* **GOAL OF THE EXERCISE**: Repeat every line of the data exactly, but not the pictures.

* **RECORDS TO PROCESS**:

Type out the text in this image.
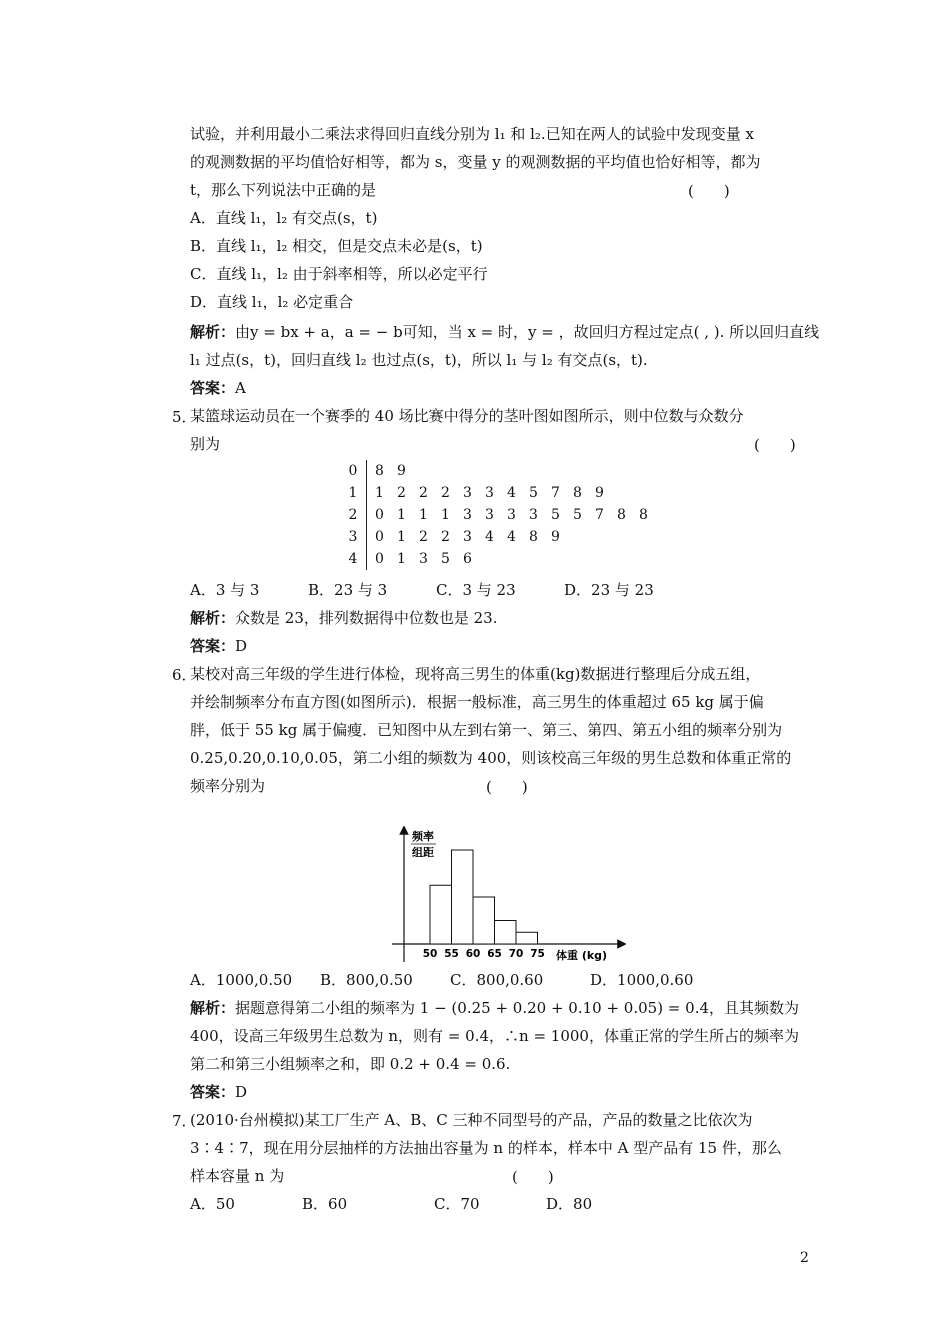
试验，并利用最小二乘法求得回归直线分别为 l₁ 和 l₂.已知在两人的试验中发现变量 x
的观测数据的平均值恰好相等，都为 s，变量 y 的观测数据的平均值也恰好相等，都为
t，那么下列说法中正确的是	(　　)
A．直线 l₁，l₂ 有交点(s，t)
B．直线 l₁，l₂ 相交，但是交点未必是(s，t)
C．直线 l₁，l₂ 由于斜率相等，所以必定平行
D．直线 l₁，l₂ 必定重合
解析：由y = bx + a，a = − b可知，当 x = 时，y = ，故回归方程过定点( , ). 所以回归直线
l₁ 过点(s，t)，回归直线 l₂ 也过点(s，t)，所以 l₁ 与 l₂ 有交点(s，t).
答案：A
5．
某篮球运动员在一个赛季的 40 场比赛中得分的茎叶图如图所示，则中位数与众数分
别为	(　　)
0	8 9
1	1 2 2 2 3 3 4 5 7 8 9
2	0 1 1 1 3 3 3 3 5 5 7 8 8
3	0 1 2 2 3 4 4 8 9
4	0 1 3 5 6
A．3 与 3	B．23 与 3	C．3 与 23	D．23 与 23
解析：众数是 23，排列数据得中位数也是 23.
答案：D
6．
某校对高三年级的学生进行体检，现将高三男生的体重(kg)数据进行整理后分成五组，
并绘制频率分布直方图(如图所示)．根据一般标准，高三男生的体重超过 65 kg 属于偏
胖，低于 55 kg 属于偏瘦．已知图中从左到右第一、第三、第四、第五小组的频率分别为
0.25,0.20,0.10,0.05，第二小组的频数为 400，则该校高三年级的男生总数和体重正常的
频率分别为	(　　)
频率
组距
50 55 60 65 70 75 体重 (kg)
A．1000,0.50 B．800,0.50 C．800,0.60	D．1000,0.60
解析：据题意得第二小组的频率为 1 − (0.25 + 0.20 + 0.10 + 0.05) = 0.4，且其频数为
400，设高三年级男生总数为 n，则有 = 0.4，∴n = 1000，体重正常的学生所占的频率为
第二和第三小组频率之和，即 0.2 + 0.4 = 0.6.
答案：D
7．
(2010·台州模拟)某工厂生产 A、B、C 三种不同型号的产品，产品的数量之比依次为
3∶4∶7，现在用分层抽样的方法抽出容量为 n 的样本，样本中 A 型产品有 15 件，那么
样本容量 n 为	(　　)
A．50	B．60	C．70	D．80
2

* **TASK RESPONSE**:
Type out the text in this image.
试验，并利用最小二乘法求得回归直线分别为 l₁ 和 l₂.已知在两人的试验中发现变量 x
的观测数据的平均值恰好相等，都为 s，变量 y 的观测数据的平均值也恰好相等，都为
t，那么下列说法中正确的是	(　　)
A．直线 l₁，l₂ 有交点(s，t)
B．直线 l₁，l₂ 相交，但是交点未必是(s，t)
C．直线 l₁，l₂ 由于斜率相等，所以必定平行
D．直线 l₁，l₂ 必定重合
解析：由y = bx + a，a = − b可知，当 x = 时，y = ，故回归方程过定点( , ). 所以回归直线
l₁ 过点(s，t)，回归直线 l₂ 也过点(s，t)，所以 l₁ 与 l₂ 有交点(s，t).
答案：A
5．
某篮球运动员在一个赛季的 40 场比赛中得分的茎叶图如图所示，则中位数与众数分
别为	(　　)
0	8 9
1	1 2 2 2 3 3 4 5 7 8 9
2	0 1 1 1 3 3 3 3 5 5 7 8 8
3	0 1 2 2 3 4 4 8 9
4	0 1 3 5 6
A．3 与 3	B．23 与 3	C．3 与 23	D．23 与 23
解析：众数是 23，排列数据得中位数也是 23.
答案：D
6．
某校对高三年级的学生进行体检，现将高三男生的体重(kg)数据进行整理后分成五组，
并绘制频率分布直方图(如图所示)．根据一般标准，高三男生的体重超过 65 kg 属于偏
胖，低于 55 kg 属于偏瘦．已知图中从左到右第一、第三、第四、第五小组的频率分别为
0.25,0.20,0.10,0.05，第二小组的频数为 400，则该校高三年级的男生总数和体重正常的
频率分别为	(　　)
频率
组距
50 55 60 65 70 75 体重 (kg)
A．1000,0.50 B．800,0.50 C．800,0.60	D．1000,0.60
解析：据题意得第二小组的频率为 1 − (0.25 + 0.20 + 0.10 + 0.05) = 0.4，且其频数为
400，设高三年级男生总数为 n，则有 = 0.4，∴n = 1000，体重正常的学生所占的频率为
第二和第三小组频率之和，即 0.2 + 0.4 = 0.6.
答案：D
7．
(2010·台州模拟)某工厂生产 A、B、C 三种不同型号的产品，产品的数量之比依次为
3∶4∶7，现在用分层抽样的方法抽出容量为 n 的样本，样本中 A 型产品有 15 件，那么
样本容量 n 为	(　　)
A．50	B．60	C．70	D．80
2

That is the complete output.